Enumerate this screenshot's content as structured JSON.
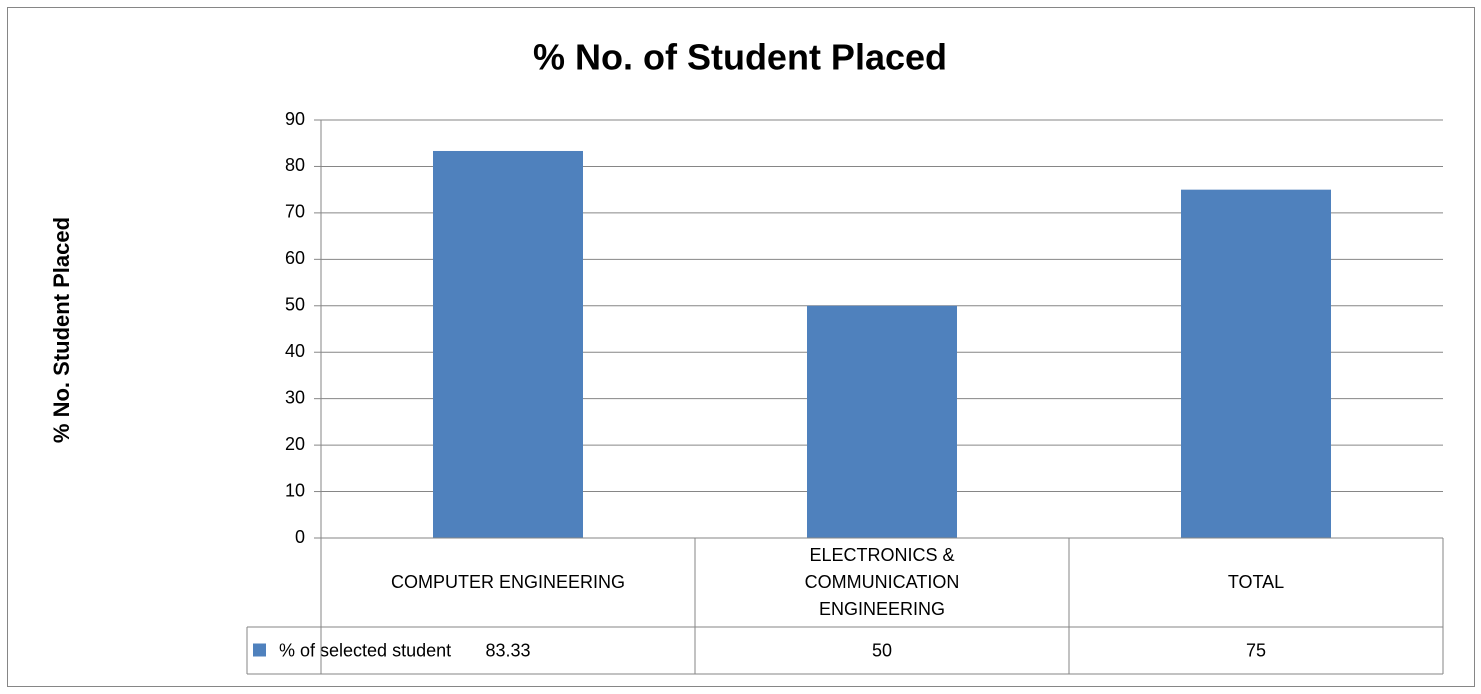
{
  "chart_data": {
    "type": "bar",
    "title": "% No. of Student Placed",
    "y_axis_label": "% No. Student Placed",
    "categories": [
      "COMPUTER ENGINEERING",
      "ELECTRONICS & COMMUNICATION ENGINEERING",
      "TOTAL"
    ],
    "series": [
      {
        "name": "% of selected student",
        "color": "#4f81bd",
        "values": [
          83.33,
          50,
          75
        ]
      }
    ],
    "ylim": [
      0,
      90
    ],
    "yticks": [
      0,
      10,
      20,
      30,
      40,
      50,
      60,
      70,
      80,
      90
    ],
    "grid": true,
    "data_table": true
  }
}
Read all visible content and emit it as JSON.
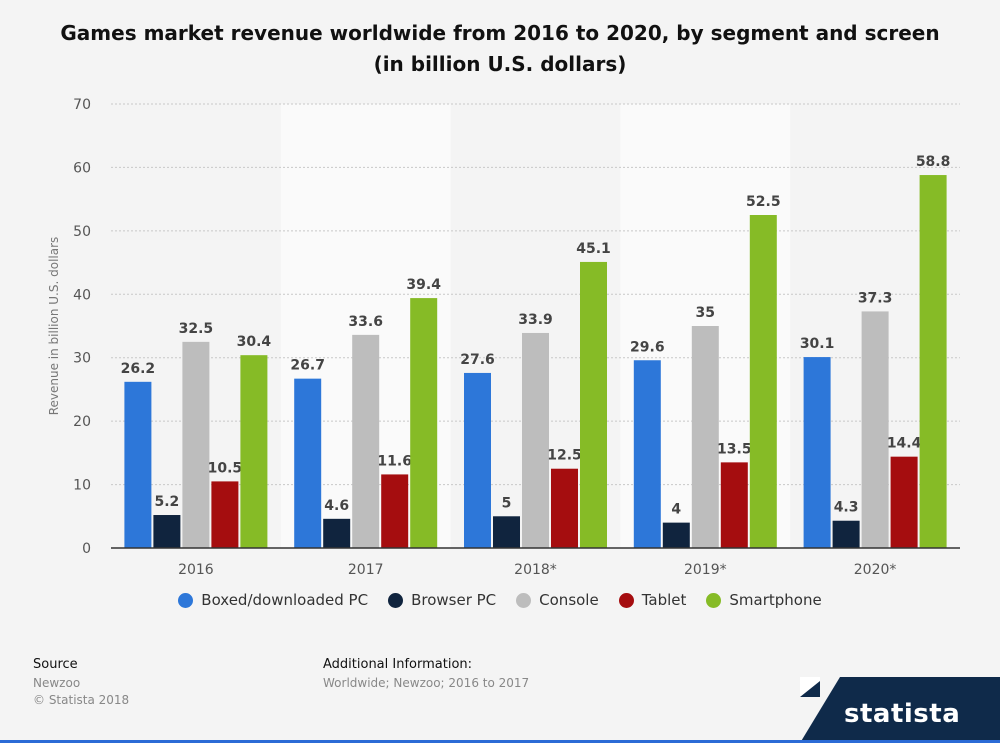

| Exercise goal |
Copy out all the entries exactly. Images stay out of the copy.

| Solution for this task |
Enumerate this screenshot's content as structured JSON.
{
  "chart_data": {
    "type": "bar",
    "title": "% No. of Student Placed",
    "y_axis_label": "% No. Student Placed",
    "categories": [
      "COMPUTER ENGINEERING",
      "ELECTRONICS & COMMUNICATION ENGINEERING",
      "TOTAL"
    ],
    "series": [
      {
        "name": "% of selected student",
        "color": "#4f81bd",
        "values": [
          83.33,
          50,
          75
        ]
      }
    ],
    "ylim": [
      0,
      90
    ],
    "yticks": [
      0,
      10,
      20,
      30,
      40,
      50,
      60,
      70,
      80,
      90
    ],
    "grid": true,
    "data_table": true
  }
}
Read all visible content and emit it as JSON.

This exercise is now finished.